_Extracted records:_
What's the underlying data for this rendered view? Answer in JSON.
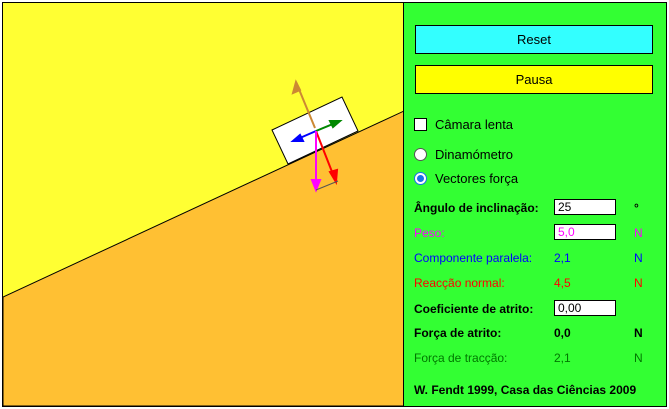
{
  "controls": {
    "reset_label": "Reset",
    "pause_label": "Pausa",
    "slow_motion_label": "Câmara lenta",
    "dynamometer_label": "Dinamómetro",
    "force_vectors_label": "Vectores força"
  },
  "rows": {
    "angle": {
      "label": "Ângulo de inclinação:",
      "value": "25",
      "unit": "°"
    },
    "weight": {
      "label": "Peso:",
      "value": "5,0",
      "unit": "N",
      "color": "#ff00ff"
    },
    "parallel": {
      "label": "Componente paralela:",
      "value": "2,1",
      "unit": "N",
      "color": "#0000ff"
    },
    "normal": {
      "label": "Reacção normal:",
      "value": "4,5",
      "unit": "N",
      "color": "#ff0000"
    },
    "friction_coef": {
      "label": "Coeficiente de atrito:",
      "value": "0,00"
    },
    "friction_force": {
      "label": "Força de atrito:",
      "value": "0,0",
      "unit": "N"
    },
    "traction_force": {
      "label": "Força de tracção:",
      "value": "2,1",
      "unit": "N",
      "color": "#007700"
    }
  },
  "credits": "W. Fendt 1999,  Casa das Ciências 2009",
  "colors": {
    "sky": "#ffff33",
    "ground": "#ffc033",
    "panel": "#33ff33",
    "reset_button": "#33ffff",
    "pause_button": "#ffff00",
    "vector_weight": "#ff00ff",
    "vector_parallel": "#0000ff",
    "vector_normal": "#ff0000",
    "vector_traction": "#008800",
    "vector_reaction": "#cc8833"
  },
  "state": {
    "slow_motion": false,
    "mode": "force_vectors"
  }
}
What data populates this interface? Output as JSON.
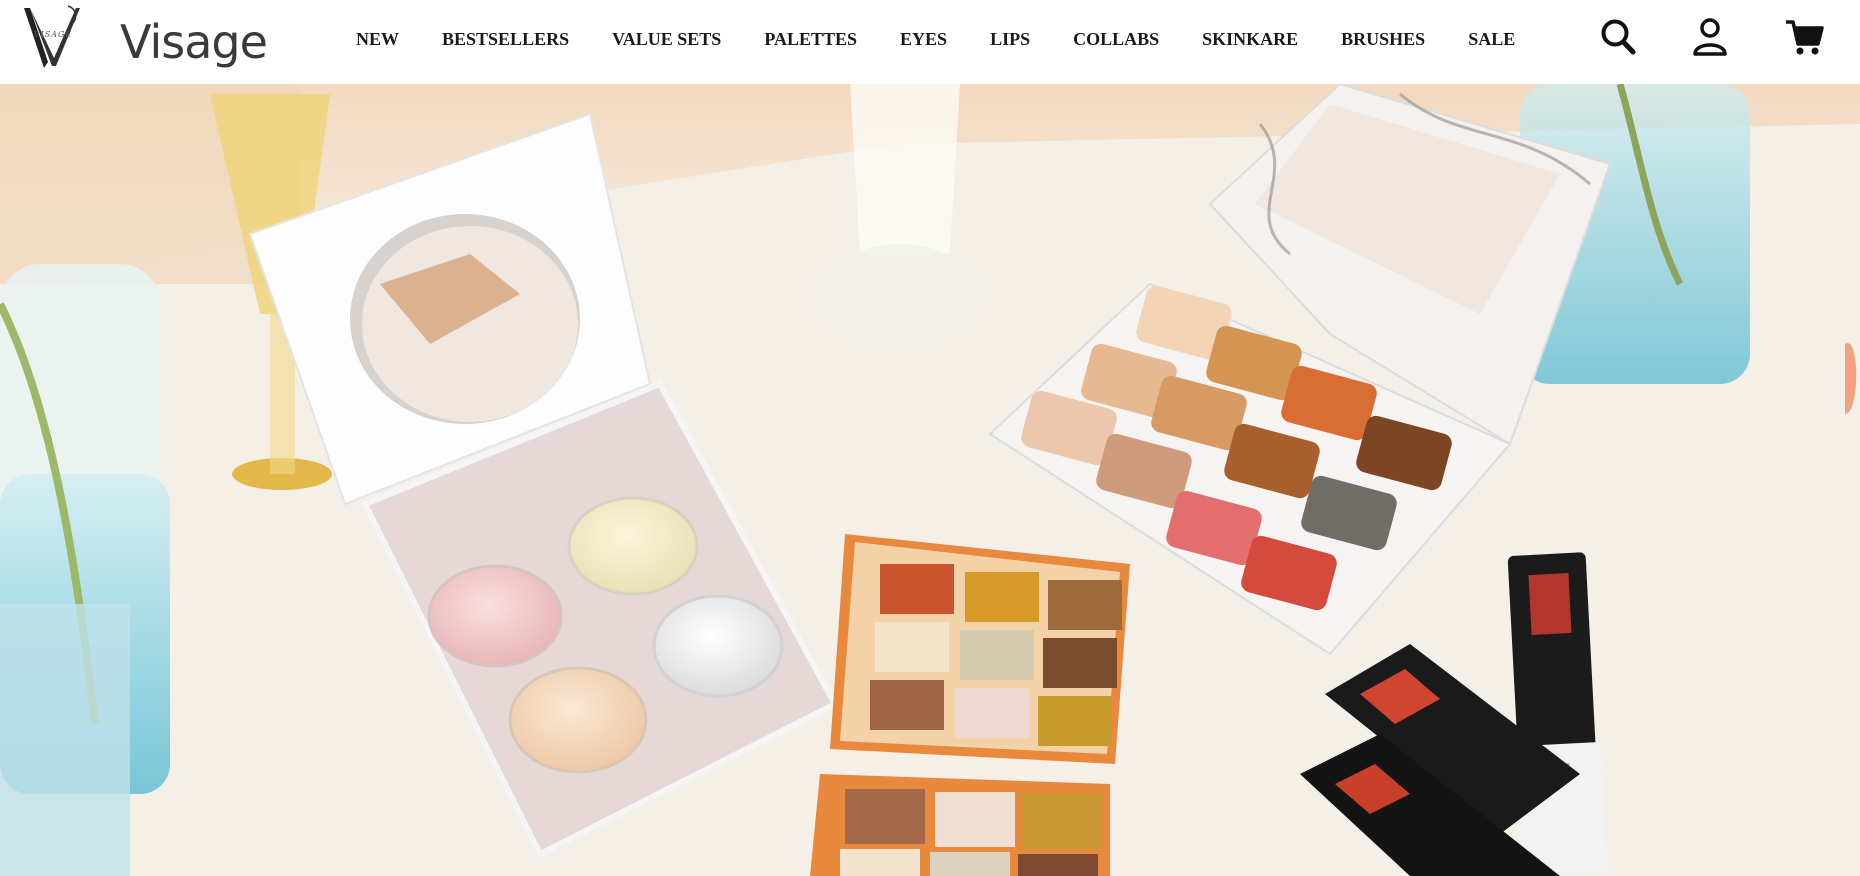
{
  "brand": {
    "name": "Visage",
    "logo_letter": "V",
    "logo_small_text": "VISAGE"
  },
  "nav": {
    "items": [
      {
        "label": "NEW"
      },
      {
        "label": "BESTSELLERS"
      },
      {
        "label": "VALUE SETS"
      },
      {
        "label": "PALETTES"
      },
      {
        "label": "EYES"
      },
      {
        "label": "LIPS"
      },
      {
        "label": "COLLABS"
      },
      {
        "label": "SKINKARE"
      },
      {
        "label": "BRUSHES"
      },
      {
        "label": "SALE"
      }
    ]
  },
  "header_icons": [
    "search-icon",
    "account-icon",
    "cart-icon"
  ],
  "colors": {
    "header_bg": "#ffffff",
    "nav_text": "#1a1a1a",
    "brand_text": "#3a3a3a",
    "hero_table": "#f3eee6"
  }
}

_Exercise task:_ Looking at the data above, show all lines where the word "What" occurs.

_Full output:_
What's the underlying data for this rendered view? Answer in JSON.
What data populates this interface? Output as JSON.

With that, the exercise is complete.